WHAT TO DO: Quote the data below in full, please, without altering anything.

MATERIAL SHOWN:
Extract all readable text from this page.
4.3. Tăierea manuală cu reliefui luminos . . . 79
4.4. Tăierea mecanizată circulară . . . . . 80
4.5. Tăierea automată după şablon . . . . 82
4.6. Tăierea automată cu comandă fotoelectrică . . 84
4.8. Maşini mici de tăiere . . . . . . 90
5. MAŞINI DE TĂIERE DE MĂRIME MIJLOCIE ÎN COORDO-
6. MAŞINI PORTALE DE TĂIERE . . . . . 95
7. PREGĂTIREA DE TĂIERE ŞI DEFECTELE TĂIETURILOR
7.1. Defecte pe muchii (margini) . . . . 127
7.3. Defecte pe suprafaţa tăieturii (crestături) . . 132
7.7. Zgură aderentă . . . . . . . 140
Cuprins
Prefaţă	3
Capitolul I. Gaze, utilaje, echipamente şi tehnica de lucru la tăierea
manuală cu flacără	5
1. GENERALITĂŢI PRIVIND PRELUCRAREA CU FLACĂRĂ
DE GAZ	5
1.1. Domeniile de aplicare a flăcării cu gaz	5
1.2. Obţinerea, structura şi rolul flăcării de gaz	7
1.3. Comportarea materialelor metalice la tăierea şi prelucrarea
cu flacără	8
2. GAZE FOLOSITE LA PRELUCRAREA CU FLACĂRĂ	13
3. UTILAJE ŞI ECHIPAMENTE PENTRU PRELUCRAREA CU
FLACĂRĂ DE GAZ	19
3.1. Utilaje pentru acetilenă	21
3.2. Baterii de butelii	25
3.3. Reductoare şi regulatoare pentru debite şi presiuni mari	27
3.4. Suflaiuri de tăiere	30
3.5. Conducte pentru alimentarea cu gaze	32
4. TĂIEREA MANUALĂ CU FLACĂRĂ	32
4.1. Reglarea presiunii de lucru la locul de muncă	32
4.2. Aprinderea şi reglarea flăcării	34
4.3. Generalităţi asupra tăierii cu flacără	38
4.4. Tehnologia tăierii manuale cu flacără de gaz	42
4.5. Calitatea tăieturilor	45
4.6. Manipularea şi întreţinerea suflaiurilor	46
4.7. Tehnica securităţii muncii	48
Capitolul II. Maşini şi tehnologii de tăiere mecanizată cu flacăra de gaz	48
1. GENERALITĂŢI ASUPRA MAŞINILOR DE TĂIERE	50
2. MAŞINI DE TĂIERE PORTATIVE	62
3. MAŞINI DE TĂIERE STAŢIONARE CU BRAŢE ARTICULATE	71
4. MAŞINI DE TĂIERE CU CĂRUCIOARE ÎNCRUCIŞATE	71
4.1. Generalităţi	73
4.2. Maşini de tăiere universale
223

RESPONSE:
Extract all readable text from this page.
4.3. Tăierea manuală cu reliefui luminos . . . 79
4.4. Tăierea mecanizată circulară . . . . . 80
4.5. Tăierea automată după şablon . . . . 82
4.6. Tăierea automată cu comandă fotoelectrică . . 84
4.8. Maşini mici de tăiere . . . . . . 90
5. MAŞINI DE TĂIERE DE MĂRIME MIJLOCIE ÎN COORDO-
6. MAŞINI PORTALE DE TĂIERE . . . . . 95
7. PREGĂTIREA DE TĂIERE ŞI DEFECTELE TĂIETURILOR
7.1. Defecte pe muchii (margini) . . . . 127
7.3. Defecte pe suprafaţa tăieturii (crestături) . . 132
7.7. Zgură aderentă . . . . . . . 140
Cuprins
Prefaţă	3
Capitolul I. Gaze, utilaje, echipamente şi tehnica de lucru la tăierea
manuală cu flacără	5
1. GENERALITĂŢI PRIVIND PRELUCRAREA CU FLACĂRĂ
DE GAZ	5
1.1. Domeniile de aplicare a flăcării cu gaz	5
1.2. Obţinerea, structura şi rolul flăcării de gaz	7
1.3. Comportarea materialelor metalice la tăierea şi prelucrarea
cu flacără	8
2. GAZE FOLOSITE LA PRELUCRAREA CU FLACĂRĂ	13
3. UTILAJE ŞI ECHIPAMENTE PENTRU PRELUCRAREA CU
FLACĂRĂ DE GAZ	19
3.1. Utilaje pentru acetilenă	21
3.2. Baterii de butelii	25
3.3. Reductoare şi regulatoare pentru debite şi presiuni mari	27
3.4. Suflaiuri de tăiere	30
3.5. Conducte pentru alimentarea cu gaze	32
4. TĂIEREA MANUALĂ CU FLACĂRĂ	32
4.1. Reglarea presiunii de lucru la locul de muncă	32
4.2. Aprinderea şi reglarea flăcării	34
4.3. Generalităţi asupra tăierii cu flacără	38
4.4. Tehnologia tăierii manuale cu flacără de gaz	42
4.5. Calitatea tăieturilor	45
4.6. Manipularea şi întreţinerea suflaiurilor	46
4.7. Tehnica securităţii muncii	48
Capitolul II. Maşini şi tehnologii de tăiere mecanizată cu flacăra de gaz	48
1. GENERALITĂŢI ASUPRA MAŞINILOR DE TĂIERE	50
2. MAŞINI DE TĂIERE PORTATIVE	62
3. MAŞINI DE TĂIERE STAŢIONARE CU BRAŢE ARTICULATE	71
4. MAŞINI DE TĂIERE CU CĂRUCIOARE ÎNCRUCIŞATE	71
4.1. Generalităţi	73
4.2. Maşini de tăiere universale
223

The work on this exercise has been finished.